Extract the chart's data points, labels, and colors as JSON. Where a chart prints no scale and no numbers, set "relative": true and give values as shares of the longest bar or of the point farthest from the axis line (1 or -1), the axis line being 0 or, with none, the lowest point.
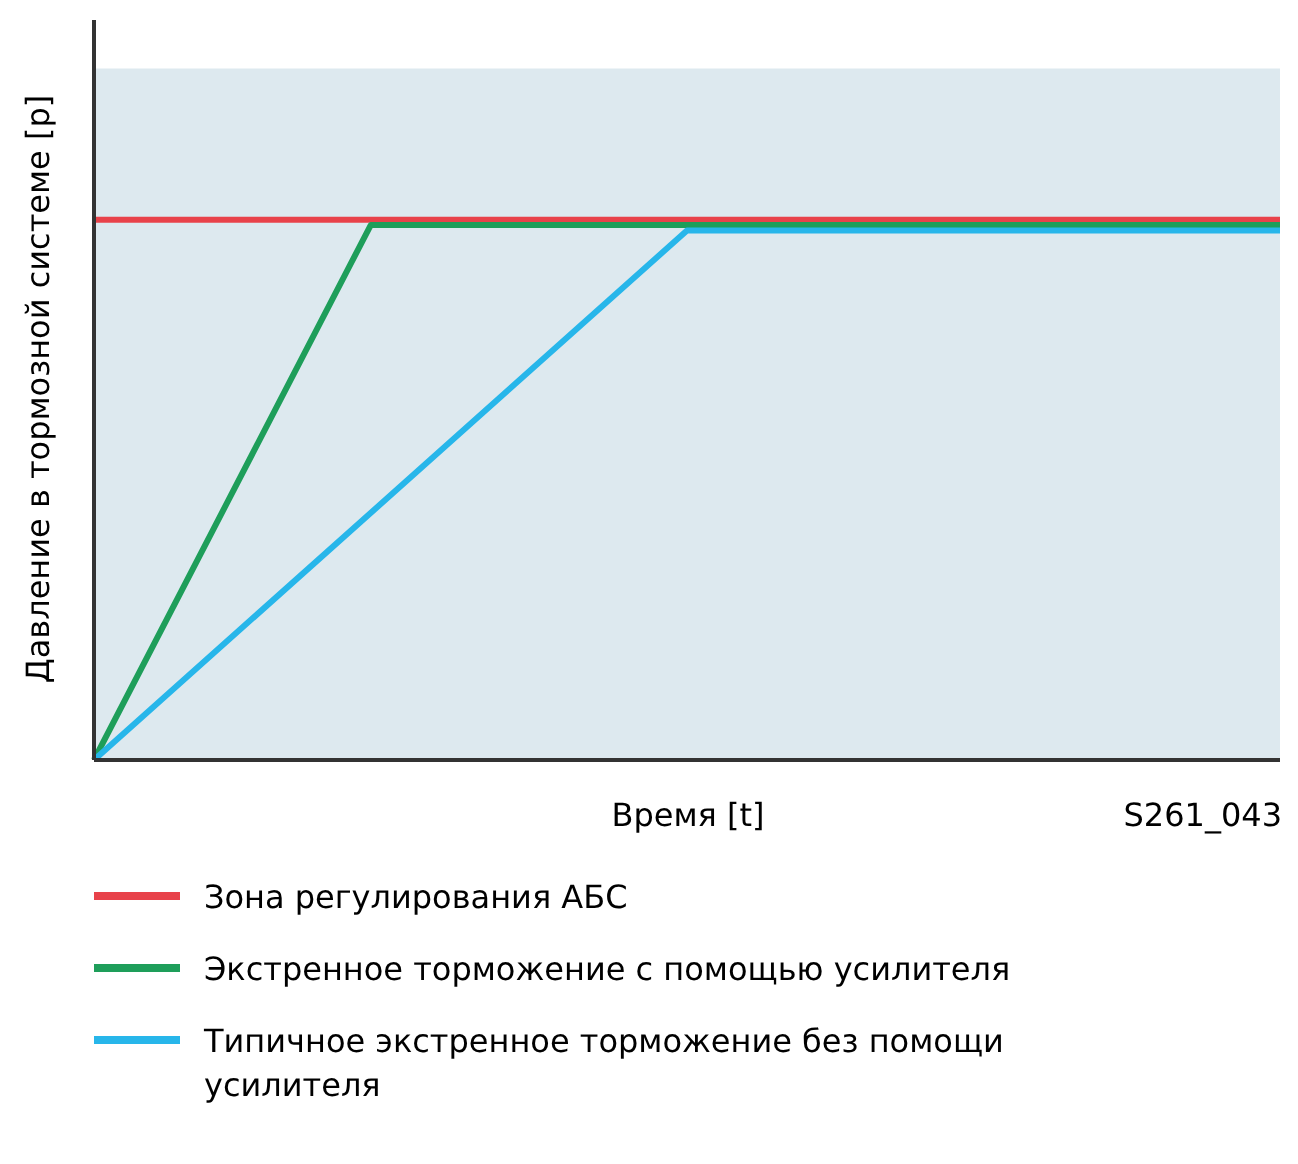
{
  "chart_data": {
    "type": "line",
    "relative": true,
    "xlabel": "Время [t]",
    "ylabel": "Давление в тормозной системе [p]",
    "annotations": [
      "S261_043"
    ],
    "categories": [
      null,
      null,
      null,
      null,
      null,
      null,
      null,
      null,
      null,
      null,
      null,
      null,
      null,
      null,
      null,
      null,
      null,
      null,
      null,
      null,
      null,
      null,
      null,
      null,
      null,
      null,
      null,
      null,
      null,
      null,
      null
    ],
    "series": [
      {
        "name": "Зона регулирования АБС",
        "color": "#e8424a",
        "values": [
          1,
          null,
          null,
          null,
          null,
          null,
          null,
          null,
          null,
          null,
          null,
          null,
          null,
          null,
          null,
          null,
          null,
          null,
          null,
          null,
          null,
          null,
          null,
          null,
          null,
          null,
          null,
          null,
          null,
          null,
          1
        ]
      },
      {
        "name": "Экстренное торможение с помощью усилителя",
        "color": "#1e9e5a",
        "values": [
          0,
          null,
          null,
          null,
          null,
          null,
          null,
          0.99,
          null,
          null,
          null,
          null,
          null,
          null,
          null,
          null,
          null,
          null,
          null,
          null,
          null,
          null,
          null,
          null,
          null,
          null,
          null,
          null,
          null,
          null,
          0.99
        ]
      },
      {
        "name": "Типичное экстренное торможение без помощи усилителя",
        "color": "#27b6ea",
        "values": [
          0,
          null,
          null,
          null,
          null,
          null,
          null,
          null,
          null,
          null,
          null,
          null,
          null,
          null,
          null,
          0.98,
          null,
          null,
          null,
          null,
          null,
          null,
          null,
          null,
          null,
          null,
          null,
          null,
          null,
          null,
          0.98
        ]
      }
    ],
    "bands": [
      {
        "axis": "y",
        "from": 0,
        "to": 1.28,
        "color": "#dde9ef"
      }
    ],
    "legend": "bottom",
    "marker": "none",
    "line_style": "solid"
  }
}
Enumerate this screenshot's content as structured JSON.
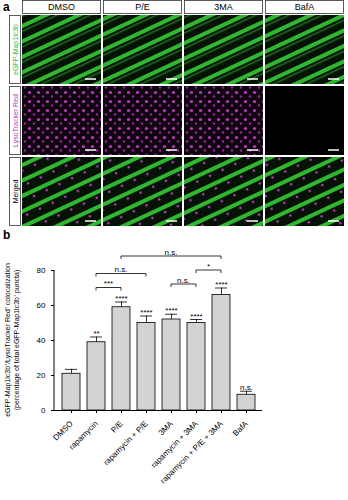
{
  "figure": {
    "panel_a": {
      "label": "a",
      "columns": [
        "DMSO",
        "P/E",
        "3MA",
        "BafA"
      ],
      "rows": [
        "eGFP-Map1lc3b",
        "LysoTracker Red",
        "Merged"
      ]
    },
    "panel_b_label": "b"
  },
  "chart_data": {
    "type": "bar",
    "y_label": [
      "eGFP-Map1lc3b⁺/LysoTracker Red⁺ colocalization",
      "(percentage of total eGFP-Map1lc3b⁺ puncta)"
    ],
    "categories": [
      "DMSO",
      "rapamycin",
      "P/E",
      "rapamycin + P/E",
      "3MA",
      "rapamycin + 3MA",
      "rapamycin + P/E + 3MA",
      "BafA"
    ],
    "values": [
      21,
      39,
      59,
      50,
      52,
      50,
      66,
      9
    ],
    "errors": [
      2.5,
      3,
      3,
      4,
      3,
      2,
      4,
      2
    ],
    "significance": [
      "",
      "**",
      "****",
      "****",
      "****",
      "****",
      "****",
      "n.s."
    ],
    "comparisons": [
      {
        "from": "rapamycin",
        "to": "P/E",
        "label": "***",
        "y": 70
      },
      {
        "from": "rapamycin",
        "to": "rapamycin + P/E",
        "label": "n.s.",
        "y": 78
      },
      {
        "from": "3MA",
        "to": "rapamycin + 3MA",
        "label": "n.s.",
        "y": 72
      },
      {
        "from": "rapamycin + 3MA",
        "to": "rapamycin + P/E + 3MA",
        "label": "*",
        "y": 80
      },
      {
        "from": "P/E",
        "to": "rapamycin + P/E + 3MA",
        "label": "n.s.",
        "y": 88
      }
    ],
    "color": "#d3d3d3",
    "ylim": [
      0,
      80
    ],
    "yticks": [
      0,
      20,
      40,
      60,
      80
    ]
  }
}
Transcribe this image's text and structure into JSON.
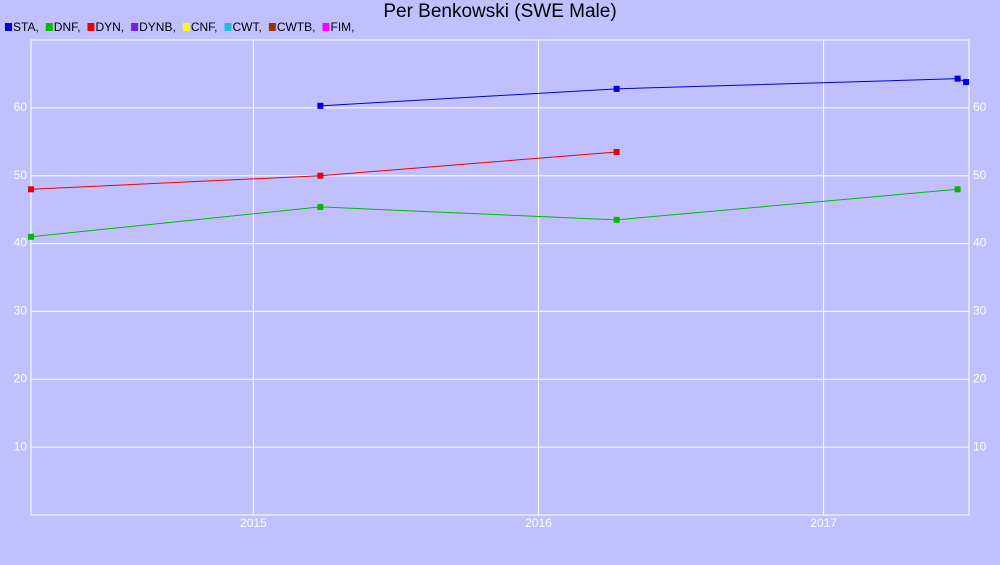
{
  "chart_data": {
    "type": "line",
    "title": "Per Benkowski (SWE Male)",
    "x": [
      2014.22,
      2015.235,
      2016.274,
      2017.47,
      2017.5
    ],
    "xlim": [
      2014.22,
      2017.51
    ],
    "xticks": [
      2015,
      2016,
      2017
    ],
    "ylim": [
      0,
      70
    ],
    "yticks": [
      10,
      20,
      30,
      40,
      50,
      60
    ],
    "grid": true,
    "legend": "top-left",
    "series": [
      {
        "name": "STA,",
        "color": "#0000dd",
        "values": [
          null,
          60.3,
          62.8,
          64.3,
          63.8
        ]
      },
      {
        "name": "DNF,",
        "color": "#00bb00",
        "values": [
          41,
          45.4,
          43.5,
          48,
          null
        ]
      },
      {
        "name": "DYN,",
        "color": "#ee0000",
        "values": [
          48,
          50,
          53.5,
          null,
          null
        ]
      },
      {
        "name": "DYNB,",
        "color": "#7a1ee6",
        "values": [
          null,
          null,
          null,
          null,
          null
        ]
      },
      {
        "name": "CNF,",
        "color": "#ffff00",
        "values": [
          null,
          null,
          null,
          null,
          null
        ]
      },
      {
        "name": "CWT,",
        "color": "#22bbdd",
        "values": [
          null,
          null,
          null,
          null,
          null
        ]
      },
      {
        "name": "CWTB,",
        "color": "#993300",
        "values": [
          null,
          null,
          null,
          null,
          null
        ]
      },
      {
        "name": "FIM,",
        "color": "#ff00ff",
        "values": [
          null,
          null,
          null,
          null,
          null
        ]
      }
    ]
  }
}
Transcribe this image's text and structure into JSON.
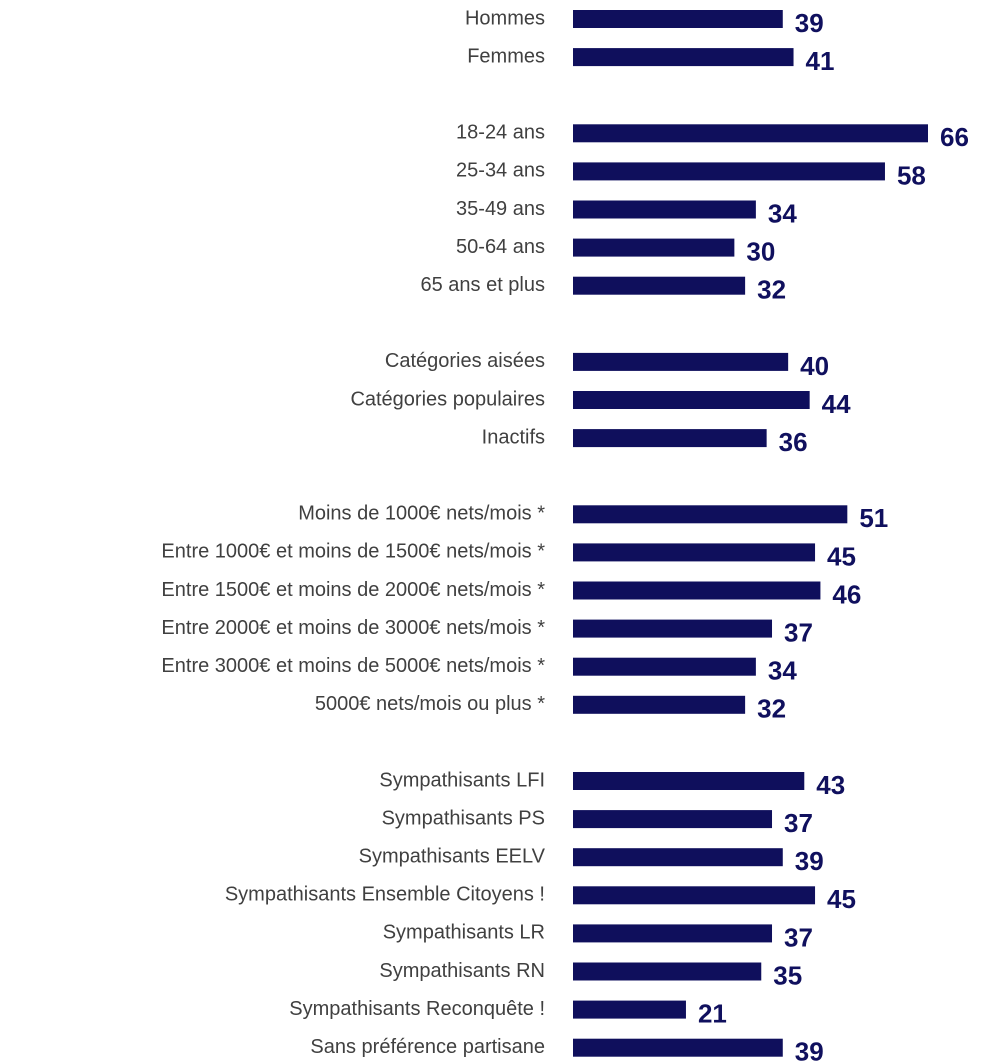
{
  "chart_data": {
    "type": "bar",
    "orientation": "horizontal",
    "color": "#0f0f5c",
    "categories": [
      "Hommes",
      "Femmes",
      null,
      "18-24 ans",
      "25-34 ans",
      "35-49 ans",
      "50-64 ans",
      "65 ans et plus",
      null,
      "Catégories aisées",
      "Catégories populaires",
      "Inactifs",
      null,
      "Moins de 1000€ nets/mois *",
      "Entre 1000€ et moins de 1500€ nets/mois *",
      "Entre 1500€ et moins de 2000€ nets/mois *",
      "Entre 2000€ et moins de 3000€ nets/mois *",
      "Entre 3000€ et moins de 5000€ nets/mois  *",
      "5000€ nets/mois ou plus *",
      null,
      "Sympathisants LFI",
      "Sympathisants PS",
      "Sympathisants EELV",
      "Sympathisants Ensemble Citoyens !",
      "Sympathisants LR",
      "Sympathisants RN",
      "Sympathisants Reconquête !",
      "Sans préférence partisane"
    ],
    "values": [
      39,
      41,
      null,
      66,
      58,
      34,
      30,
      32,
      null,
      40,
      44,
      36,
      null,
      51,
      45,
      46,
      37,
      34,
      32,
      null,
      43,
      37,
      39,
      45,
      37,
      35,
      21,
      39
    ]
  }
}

+++

■ **What to work on**
Looking at the listing above, how many of its lines contain the string "усилителя"? Give the number alone.

■ **Written answer**
2